= Data shown =
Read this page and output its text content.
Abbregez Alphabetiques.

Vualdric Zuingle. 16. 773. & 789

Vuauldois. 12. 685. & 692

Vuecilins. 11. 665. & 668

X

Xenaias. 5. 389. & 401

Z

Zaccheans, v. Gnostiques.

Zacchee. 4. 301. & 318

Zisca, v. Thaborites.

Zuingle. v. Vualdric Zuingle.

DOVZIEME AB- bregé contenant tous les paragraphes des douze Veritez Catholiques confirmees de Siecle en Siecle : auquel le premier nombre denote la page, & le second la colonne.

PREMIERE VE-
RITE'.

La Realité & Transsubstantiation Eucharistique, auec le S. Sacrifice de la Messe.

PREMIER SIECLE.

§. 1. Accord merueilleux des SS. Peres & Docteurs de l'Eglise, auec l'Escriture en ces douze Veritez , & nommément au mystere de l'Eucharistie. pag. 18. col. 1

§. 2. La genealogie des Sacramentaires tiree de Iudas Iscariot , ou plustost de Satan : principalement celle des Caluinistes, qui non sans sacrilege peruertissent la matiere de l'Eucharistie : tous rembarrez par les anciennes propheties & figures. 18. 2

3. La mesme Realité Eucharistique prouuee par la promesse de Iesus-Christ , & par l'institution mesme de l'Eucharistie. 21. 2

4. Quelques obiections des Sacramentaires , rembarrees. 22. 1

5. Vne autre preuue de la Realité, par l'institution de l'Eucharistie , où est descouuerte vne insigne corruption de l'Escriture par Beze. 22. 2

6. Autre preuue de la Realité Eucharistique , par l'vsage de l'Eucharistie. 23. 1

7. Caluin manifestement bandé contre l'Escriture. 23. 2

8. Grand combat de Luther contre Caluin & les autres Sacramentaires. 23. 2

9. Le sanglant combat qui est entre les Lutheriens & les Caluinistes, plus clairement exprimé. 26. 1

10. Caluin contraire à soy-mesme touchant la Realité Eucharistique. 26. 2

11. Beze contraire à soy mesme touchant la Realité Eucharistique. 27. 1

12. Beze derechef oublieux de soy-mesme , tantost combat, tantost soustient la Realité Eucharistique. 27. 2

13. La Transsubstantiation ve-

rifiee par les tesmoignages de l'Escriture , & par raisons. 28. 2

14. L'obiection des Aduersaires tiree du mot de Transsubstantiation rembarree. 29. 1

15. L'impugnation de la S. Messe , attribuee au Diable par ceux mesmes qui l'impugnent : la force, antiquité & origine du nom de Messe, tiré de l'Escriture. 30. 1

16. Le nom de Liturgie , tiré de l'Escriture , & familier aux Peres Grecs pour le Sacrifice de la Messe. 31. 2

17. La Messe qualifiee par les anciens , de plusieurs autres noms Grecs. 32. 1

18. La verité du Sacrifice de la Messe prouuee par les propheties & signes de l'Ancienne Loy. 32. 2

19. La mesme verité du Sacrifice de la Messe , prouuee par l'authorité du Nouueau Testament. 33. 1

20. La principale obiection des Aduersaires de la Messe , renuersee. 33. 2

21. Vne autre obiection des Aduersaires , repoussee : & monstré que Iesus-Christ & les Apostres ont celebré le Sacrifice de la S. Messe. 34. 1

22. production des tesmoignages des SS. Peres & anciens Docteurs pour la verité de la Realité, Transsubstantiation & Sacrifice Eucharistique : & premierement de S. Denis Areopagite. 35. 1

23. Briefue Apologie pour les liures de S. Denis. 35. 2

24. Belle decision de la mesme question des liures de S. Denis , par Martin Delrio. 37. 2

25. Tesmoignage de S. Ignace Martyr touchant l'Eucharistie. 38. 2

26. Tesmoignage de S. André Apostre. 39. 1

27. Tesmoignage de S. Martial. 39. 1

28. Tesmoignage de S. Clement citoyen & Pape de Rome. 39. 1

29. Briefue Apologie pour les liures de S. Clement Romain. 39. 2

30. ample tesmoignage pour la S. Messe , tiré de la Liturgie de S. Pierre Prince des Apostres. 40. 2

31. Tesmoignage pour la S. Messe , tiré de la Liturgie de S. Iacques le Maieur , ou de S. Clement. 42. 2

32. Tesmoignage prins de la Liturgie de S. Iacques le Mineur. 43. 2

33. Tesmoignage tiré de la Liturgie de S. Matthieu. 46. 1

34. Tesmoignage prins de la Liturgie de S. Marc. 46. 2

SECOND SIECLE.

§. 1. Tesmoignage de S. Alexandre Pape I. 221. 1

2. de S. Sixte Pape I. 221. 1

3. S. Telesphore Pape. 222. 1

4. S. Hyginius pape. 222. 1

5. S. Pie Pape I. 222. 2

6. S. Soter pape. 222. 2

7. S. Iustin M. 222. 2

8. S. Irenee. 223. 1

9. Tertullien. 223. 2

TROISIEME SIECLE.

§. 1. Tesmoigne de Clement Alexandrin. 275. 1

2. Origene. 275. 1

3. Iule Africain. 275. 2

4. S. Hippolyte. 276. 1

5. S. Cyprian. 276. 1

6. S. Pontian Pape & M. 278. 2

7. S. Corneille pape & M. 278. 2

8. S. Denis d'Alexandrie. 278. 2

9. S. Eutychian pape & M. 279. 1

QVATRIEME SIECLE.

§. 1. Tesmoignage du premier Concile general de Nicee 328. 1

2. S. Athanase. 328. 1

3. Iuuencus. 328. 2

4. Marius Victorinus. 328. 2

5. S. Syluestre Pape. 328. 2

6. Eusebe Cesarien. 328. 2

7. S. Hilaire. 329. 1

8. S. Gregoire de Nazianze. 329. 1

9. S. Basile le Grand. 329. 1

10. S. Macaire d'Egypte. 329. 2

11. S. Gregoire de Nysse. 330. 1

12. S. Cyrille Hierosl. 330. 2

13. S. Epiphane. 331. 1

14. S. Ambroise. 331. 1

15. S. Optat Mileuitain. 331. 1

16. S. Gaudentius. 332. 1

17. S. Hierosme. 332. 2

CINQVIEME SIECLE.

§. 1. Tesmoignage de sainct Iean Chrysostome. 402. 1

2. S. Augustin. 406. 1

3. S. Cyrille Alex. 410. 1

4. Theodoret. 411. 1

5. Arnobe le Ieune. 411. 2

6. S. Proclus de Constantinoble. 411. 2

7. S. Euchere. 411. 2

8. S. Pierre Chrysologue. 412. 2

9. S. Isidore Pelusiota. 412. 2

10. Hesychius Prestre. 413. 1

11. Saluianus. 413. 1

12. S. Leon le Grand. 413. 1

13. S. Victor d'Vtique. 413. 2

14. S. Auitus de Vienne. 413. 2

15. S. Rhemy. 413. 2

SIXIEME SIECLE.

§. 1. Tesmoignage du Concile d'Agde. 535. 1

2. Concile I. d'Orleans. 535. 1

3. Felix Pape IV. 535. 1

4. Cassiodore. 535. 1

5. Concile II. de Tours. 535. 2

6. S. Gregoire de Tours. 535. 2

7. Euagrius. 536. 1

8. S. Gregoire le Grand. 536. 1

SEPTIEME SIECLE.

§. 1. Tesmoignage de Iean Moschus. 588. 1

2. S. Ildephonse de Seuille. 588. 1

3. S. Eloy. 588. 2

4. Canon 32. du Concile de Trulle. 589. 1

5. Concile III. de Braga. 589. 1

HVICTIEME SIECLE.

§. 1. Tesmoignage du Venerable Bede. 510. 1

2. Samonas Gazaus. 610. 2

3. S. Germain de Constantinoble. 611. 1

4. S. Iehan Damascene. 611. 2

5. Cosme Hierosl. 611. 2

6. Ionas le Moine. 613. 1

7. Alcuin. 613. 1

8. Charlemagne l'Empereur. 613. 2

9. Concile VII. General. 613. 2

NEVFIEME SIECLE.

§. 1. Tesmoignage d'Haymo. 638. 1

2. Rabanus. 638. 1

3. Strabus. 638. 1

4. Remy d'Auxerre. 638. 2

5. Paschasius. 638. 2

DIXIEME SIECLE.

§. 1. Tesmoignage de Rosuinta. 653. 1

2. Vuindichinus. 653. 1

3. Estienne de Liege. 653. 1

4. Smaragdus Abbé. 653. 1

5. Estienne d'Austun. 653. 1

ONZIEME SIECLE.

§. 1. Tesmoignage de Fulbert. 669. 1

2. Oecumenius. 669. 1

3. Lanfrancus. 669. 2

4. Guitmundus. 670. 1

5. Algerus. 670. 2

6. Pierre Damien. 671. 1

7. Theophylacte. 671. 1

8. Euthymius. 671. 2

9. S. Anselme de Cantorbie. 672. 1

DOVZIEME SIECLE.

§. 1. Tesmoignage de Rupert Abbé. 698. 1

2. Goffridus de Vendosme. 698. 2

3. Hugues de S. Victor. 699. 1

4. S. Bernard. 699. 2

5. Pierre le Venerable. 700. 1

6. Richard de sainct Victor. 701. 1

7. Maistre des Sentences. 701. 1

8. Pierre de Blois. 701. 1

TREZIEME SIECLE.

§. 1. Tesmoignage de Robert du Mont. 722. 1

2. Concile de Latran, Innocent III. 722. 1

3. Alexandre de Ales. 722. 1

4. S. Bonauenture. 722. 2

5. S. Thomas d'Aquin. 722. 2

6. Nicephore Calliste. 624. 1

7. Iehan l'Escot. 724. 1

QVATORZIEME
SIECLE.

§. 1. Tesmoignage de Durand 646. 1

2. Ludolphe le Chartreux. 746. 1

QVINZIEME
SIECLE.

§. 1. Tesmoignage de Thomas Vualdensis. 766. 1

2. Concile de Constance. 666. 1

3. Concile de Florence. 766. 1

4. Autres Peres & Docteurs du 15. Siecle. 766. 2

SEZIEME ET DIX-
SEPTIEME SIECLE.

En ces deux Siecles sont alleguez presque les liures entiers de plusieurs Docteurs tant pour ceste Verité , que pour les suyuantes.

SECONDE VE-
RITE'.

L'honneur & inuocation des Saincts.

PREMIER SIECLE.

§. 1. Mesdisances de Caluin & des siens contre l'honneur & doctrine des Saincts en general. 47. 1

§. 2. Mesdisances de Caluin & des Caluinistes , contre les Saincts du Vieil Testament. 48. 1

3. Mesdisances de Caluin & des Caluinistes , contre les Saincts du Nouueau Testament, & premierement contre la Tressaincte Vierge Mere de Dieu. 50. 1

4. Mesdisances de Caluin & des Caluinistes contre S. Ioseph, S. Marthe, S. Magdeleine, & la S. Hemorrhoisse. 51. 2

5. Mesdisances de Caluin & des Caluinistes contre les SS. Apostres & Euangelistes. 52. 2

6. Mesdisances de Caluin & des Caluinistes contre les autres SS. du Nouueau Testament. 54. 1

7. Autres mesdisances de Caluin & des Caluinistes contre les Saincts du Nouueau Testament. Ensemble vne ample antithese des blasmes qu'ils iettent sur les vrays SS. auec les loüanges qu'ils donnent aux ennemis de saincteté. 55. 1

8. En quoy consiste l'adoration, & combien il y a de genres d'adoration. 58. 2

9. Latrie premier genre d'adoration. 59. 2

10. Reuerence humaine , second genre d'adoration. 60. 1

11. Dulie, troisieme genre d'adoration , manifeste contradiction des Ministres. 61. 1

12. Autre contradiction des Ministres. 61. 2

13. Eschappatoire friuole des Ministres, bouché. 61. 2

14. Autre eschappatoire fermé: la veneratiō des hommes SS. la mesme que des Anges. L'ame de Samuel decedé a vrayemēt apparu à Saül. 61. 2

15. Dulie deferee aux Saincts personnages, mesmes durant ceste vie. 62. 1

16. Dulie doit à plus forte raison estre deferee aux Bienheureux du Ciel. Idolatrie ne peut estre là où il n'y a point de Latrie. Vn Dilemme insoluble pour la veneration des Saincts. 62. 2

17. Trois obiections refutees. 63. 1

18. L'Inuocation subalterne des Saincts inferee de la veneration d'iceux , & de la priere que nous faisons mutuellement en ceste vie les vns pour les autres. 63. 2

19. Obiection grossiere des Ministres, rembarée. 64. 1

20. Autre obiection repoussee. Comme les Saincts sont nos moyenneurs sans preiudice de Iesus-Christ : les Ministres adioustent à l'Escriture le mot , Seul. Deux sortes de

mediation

= What you are asked to do =
Report how many lines in the data include the word "Grand", and give nothing but the count.

= In response =
4